Task to complete => For the data that follows, report how many lines contain the word "VoiceGo", and nothing else.

━━━ Stored data

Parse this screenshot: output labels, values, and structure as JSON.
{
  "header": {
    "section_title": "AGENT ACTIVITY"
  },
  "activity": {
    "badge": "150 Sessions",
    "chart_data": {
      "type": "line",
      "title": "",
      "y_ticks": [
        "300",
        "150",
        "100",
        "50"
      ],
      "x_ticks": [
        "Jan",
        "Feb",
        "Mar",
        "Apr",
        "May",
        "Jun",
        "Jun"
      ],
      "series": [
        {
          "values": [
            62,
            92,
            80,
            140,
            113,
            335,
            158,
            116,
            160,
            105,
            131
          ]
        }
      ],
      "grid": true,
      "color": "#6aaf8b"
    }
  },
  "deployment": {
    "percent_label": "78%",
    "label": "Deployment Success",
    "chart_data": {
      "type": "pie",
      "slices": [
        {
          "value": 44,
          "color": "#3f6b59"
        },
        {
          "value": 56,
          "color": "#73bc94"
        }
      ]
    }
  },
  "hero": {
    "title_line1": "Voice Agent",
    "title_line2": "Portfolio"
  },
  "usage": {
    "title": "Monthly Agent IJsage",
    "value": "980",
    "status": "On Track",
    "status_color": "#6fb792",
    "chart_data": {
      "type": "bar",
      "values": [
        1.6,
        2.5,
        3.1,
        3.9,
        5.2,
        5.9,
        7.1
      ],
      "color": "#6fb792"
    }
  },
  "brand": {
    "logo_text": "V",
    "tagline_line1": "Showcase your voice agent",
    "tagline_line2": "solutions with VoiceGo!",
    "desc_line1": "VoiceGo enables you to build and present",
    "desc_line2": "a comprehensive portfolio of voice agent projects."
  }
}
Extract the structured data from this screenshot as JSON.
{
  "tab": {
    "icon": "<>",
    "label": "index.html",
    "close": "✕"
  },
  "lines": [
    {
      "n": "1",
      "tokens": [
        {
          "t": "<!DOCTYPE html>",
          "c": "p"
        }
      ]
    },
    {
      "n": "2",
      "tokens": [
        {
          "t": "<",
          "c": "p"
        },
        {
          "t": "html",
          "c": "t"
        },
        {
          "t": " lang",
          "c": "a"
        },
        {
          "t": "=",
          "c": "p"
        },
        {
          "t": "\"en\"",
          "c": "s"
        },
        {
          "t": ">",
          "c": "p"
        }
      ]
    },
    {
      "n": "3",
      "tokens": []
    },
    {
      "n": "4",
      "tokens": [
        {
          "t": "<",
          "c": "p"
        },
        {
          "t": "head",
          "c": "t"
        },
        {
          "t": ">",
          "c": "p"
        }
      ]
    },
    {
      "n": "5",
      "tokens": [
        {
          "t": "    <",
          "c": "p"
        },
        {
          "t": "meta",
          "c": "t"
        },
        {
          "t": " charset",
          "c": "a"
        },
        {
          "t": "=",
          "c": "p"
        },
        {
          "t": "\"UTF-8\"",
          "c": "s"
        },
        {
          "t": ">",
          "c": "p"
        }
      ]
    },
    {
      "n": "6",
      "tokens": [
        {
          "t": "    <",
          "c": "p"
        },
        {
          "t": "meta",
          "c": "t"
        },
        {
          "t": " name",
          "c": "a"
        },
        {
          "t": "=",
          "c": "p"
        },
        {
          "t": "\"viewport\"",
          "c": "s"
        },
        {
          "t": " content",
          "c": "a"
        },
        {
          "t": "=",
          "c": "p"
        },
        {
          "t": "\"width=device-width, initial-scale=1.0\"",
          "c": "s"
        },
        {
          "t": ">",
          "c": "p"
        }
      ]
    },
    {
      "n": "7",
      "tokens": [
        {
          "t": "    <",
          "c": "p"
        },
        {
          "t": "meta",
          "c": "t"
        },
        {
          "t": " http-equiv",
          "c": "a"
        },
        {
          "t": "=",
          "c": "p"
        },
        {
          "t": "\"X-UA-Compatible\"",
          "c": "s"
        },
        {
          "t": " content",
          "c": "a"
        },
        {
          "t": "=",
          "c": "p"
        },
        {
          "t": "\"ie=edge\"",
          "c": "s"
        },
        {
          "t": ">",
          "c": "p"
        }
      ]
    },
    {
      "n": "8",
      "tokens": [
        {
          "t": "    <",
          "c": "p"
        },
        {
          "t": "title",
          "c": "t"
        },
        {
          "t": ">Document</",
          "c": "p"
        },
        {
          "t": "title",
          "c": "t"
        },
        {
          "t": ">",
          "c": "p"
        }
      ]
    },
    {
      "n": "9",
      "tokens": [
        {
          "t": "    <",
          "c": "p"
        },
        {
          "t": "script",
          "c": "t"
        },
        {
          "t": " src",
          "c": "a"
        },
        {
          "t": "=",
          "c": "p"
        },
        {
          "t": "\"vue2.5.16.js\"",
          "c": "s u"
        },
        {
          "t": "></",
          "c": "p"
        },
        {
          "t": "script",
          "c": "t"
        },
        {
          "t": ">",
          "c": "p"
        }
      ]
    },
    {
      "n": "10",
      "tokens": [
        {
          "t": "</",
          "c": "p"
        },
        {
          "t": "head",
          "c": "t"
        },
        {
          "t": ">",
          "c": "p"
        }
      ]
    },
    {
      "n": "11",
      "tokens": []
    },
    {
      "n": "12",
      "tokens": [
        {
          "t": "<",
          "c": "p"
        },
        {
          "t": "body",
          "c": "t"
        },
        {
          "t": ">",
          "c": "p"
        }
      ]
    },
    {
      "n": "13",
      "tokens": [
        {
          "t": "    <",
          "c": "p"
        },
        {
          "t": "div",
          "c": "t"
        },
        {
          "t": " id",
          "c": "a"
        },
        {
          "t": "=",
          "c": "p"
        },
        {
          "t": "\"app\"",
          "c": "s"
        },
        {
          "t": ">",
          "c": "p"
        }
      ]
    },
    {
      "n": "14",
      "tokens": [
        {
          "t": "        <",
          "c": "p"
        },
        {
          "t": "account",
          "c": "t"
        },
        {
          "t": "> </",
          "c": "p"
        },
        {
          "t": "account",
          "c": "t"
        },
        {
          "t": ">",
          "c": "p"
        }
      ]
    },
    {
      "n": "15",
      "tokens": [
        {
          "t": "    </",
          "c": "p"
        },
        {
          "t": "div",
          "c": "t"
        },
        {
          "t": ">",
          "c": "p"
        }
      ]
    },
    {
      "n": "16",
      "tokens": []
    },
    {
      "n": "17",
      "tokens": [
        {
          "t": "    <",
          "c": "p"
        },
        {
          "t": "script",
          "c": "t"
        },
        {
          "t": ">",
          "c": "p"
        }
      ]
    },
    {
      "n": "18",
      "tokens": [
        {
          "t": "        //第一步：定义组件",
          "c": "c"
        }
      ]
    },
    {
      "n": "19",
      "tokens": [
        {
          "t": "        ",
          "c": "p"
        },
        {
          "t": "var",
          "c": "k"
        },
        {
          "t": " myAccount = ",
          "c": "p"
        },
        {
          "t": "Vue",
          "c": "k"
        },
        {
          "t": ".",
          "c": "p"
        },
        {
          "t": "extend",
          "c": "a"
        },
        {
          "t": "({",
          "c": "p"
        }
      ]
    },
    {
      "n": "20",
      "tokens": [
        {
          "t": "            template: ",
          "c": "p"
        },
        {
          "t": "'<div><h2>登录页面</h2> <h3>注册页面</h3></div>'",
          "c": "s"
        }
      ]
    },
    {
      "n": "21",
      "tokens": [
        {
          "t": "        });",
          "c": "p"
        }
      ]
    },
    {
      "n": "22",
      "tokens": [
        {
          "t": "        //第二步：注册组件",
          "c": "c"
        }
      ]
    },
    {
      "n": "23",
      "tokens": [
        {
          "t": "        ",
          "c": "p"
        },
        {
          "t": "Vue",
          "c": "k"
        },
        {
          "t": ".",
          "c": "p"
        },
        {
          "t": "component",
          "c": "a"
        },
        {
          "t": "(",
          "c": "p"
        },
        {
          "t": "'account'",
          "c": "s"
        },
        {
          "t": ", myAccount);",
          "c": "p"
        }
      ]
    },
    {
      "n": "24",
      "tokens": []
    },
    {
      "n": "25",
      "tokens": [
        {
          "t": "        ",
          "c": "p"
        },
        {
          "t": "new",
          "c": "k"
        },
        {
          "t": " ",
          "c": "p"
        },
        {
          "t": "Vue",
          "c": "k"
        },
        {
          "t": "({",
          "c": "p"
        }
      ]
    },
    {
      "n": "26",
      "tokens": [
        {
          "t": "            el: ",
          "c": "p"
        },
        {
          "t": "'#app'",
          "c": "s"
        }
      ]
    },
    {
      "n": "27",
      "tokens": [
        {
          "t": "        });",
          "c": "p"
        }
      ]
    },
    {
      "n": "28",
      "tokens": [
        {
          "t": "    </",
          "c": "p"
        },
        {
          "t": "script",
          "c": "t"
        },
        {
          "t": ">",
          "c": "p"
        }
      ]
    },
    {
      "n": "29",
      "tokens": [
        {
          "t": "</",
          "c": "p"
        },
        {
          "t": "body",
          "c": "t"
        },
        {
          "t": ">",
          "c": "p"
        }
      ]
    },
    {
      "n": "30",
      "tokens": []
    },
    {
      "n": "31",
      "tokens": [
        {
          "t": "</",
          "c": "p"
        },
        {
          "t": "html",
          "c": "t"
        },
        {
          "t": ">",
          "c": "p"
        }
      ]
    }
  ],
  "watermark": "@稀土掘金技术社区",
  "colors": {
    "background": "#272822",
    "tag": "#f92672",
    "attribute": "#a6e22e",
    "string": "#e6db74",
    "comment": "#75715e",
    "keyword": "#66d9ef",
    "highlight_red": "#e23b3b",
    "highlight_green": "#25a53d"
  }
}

━━━━━━

Finished task => 2